>> BEGIN Given records

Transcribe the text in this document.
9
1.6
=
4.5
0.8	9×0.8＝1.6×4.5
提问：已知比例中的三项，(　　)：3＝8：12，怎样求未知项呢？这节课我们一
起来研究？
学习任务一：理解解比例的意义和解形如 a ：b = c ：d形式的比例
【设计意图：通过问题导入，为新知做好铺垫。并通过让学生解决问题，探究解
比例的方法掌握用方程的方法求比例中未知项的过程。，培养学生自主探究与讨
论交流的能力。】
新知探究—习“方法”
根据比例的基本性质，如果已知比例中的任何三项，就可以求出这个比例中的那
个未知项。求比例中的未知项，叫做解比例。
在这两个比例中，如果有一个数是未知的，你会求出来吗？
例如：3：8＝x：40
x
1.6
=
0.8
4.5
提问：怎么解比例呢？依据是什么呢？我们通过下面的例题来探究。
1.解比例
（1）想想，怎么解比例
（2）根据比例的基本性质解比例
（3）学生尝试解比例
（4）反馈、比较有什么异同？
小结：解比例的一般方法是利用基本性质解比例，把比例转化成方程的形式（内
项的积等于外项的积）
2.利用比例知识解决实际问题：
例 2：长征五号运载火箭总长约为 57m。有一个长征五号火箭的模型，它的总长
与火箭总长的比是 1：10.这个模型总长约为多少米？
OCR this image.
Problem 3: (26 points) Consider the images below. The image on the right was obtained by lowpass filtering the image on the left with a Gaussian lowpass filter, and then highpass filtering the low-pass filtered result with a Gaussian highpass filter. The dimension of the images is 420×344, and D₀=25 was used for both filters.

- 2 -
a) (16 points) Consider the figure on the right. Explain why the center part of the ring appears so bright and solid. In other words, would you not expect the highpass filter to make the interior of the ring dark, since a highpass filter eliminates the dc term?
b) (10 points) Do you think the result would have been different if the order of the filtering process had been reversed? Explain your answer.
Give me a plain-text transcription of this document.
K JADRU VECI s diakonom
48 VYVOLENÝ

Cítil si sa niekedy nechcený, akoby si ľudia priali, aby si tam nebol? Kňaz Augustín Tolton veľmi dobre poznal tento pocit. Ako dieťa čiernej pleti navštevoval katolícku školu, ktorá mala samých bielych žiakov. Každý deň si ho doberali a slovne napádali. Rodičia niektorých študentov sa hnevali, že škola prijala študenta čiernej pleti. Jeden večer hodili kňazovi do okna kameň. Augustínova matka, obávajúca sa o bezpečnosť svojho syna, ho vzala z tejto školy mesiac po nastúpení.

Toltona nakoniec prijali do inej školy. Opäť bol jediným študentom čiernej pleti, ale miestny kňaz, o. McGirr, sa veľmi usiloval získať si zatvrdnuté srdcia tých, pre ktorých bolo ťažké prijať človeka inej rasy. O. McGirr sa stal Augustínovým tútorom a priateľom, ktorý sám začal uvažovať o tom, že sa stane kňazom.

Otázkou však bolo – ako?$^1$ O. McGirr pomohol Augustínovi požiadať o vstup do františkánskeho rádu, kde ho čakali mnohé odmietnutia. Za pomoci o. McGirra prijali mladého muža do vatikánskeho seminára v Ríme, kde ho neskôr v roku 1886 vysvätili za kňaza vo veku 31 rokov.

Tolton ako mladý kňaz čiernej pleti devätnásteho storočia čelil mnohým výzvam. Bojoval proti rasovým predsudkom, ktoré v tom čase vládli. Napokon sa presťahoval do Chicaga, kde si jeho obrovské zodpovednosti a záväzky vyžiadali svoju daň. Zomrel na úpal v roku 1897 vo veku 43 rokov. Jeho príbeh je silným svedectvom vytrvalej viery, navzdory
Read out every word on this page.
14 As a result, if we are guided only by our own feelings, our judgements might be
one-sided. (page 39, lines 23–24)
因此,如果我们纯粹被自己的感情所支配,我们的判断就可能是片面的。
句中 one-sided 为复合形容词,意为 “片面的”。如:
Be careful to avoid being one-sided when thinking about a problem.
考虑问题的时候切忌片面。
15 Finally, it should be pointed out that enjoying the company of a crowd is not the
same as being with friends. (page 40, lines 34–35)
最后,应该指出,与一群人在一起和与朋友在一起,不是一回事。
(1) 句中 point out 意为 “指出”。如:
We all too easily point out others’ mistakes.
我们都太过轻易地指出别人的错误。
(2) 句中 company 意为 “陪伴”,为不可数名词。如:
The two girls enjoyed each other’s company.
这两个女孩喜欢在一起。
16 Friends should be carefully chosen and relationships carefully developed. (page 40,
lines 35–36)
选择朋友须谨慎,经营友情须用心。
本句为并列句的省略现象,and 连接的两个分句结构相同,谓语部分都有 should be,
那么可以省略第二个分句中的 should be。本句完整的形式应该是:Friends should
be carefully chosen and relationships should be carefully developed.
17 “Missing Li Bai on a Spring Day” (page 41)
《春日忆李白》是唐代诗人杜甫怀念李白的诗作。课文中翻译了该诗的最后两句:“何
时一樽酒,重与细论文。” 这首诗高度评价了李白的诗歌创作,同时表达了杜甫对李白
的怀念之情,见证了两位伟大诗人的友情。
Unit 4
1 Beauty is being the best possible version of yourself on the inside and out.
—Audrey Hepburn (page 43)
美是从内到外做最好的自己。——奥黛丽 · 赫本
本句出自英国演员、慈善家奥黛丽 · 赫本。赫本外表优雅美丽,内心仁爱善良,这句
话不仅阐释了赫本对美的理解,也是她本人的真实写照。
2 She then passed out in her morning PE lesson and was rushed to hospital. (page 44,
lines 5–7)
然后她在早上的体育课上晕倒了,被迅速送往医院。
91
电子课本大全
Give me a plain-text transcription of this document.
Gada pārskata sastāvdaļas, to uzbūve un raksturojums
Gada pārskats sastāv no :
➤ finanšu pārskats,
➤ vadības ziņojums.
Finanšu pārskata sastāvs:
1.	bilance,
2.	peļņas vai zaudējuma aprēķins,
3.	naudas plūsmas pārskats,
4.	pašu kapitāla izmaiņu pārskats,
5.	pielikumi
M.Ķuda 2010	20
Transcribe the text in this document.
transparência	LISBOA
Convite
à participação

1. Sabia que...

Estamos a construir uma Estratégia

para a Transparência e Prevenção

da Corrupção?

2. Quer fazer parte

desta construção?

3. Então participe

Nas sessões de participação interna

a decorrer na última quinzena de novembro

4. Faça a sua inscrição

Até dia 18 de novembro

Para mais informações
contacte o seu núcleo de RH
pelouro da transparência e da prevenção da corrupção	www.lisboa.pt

>> END Given records

What to do: Search the material above for "filtering". Pull out each line where it shows up.

Solution:
Problem 3: (26 points) Consider the images below. The image on the right was obtained by lowpass filtering the image on the left with a Gaussian lowpass filter, and then highpass filtering the low-pass filtered result with a Gaussian highpass filter. The dimension of the images is 420×344, and D₀=25 was used for both filters.
b) (10 points) Do you think the result would have been different if the order of the filtering process had been reversed? Explain your answer.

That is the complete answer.